### TASK INSTRUCTIONS
Please transcribe the data that follows without the pictures, keeping every word the same.
* begin *
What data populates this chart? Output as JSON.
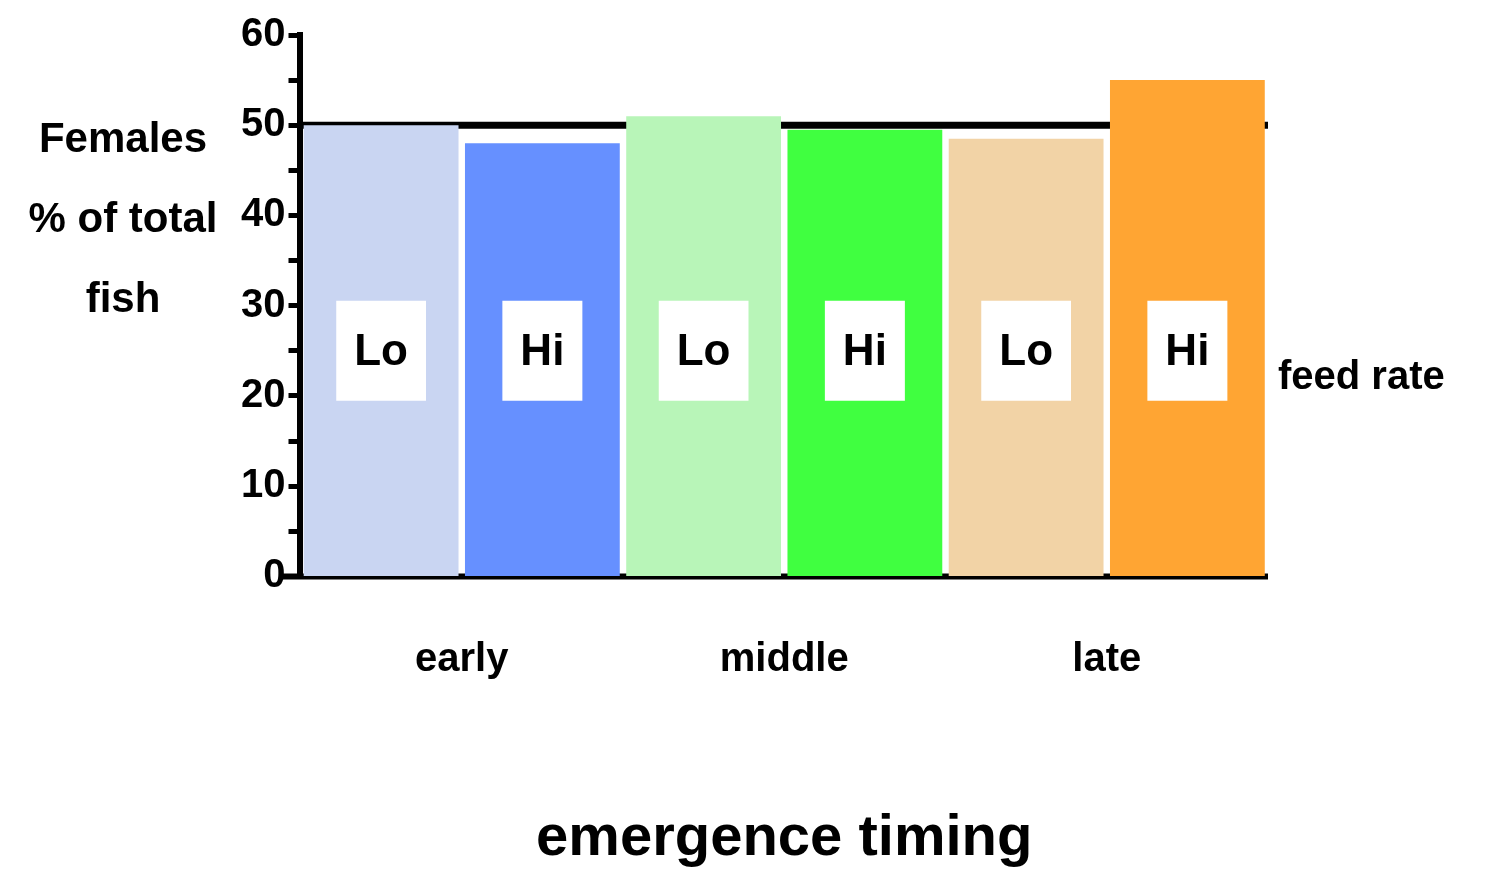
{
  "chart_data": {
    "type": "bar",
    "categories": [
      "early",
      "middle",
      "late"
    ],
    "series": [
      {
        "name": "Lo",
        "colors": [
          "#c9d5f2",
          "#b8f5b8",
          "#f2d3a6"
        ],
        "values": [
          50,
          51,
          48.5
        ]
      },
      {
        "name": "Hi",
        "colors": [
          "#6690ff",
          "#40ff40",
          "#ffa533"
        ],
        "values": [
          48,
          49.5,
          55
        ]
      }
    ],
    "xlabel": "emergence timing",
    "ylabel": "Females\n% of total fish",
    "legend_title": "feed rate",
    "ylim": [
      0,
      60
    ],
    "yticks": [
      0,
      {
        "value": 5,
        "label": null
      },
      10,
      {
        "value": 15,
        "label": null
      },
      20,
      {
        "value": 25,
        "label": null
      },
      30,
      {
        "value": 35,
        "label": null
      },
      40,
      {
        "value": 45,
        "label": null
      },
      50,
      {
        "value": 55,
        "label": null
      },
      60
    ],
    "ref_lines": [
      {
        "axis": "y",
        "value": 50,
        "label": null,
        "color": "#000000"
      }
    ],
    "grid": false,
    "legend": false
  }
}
* end *
### FINISHED TASK
What data populates this chart? Output as JSON.
{
  "chart_data": {
    "type": "bar",
    "categories": [
      "early",
      "middle",
      "late"
    ],
    "series": [
      {
        "name": "Lo",
        "colors": [
          "#c9d5f2",
          "#b8f5b8",
          "#f2d3a6"
        ],
        "values": [
          50,
          51,
          48.5
        ]
      },
      {
        "name": "Hi",
        "colors": [
          "#6690ff",
          "#40ff40",
          "#ffa533"
        ],
        "values": [
          48,
          49.5,
          55
        ]
      }
    ],
    "xlabel": "emergence timing",
    "ylabel": "Females\n% of total fish",
    "legend_title": "feed rate",
    "ylim": [
      0,
      60
    ],
    "yticks": [
      0,
      {
        "value": 5,
        "label": null
      },
      10,
      {
        "value": 15,
        "label": null
      },
      20,
      {
        "value": 25,
        "label": null
      },
      30,
      {
        "value": 35,
        "label": null
      },
      40,
      {
        "value": 45,
        "label": null
      },
      50,
      {
        "value": 55,
        "label": null
      },
      60
    ],
    "ref_lines": [
      {
        "axis": "y",
        "value": 50,
        "label": null,
        "color": "#000000"
      }
    ],
    "grid": false,
    "legend": false
  }
}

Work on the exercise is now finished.